** start DATA ENTRIES **

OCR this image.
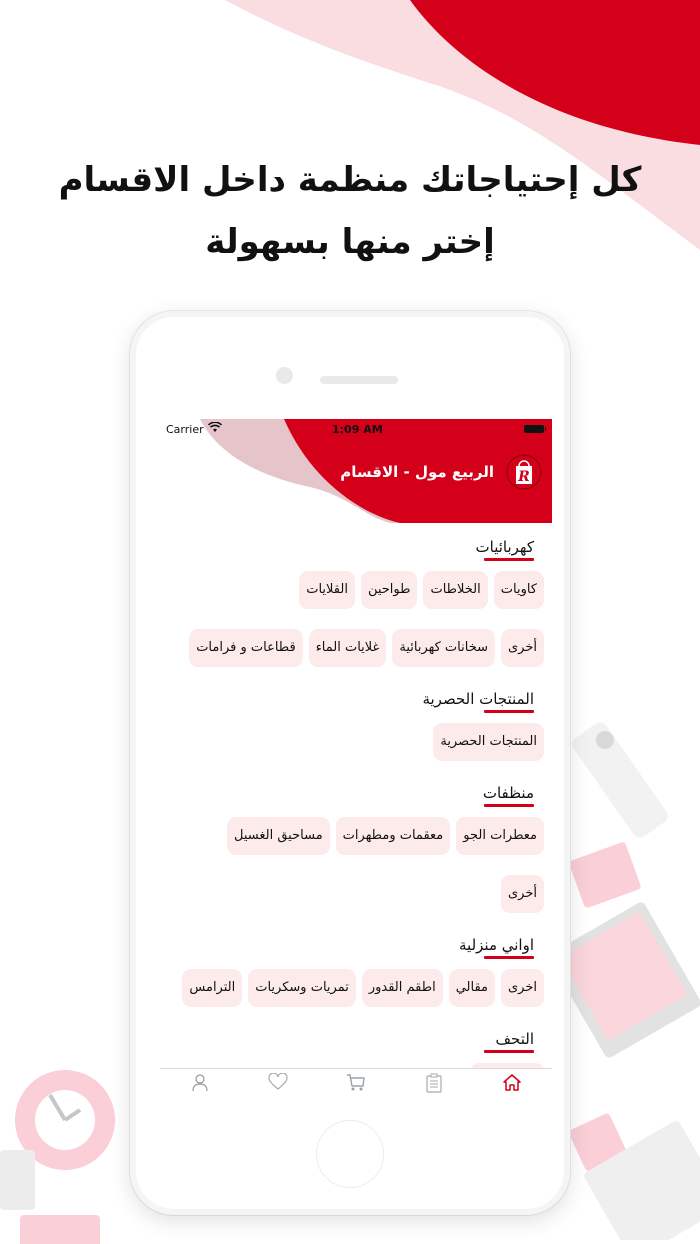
كل إحتياجاتك منظمة داخل الاقسام
إختر منها بسهولة
Carrier	1:09 AM
الربيع مول - الاقسام R
كهربائيات
كاويات
الخلاطات
طواحين
القلايات
أخرى
سخانات كهربائية
غلايات الماء
قطاعات و فرامات
المنتجات الحصرية
المنتجات الحصرية
منظفات
معطرات الجو
معقمات ومطهرات
مساحيق الغسيل
أخرى
اواني منزلية
اخرى
مقالي
اطقم القدور
تمريات وسكريات
الترامس
التحف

** end DATA ENTRIES **

WHAT TO DO: Reproduce the records, all of them, word for word; omit the pictures.

SOLUTION FOR THIS PROBLEM:
OCR this image.
كل إحتياجاتك منظمة داخل الاقسام
إختر منها بسهولة
Carrier	1:09 AM
الربيع مول - الاقسام R
كهربائيات
كاويات
الخلاطات
طواحين
القلايات
أخرى
سخانات كهربائية
غلايات الماء
قطاعات و فرامات
المنتجات الحصرية
المنتجات الحصرية
منظفات
معطرات الجو
معقمات ومطهرات
مساحيق الغسيل
أخرى
اواني منزلية
اخرى
مقالي
اطقم القدور
تمريات وسكريات
الترامس
التحف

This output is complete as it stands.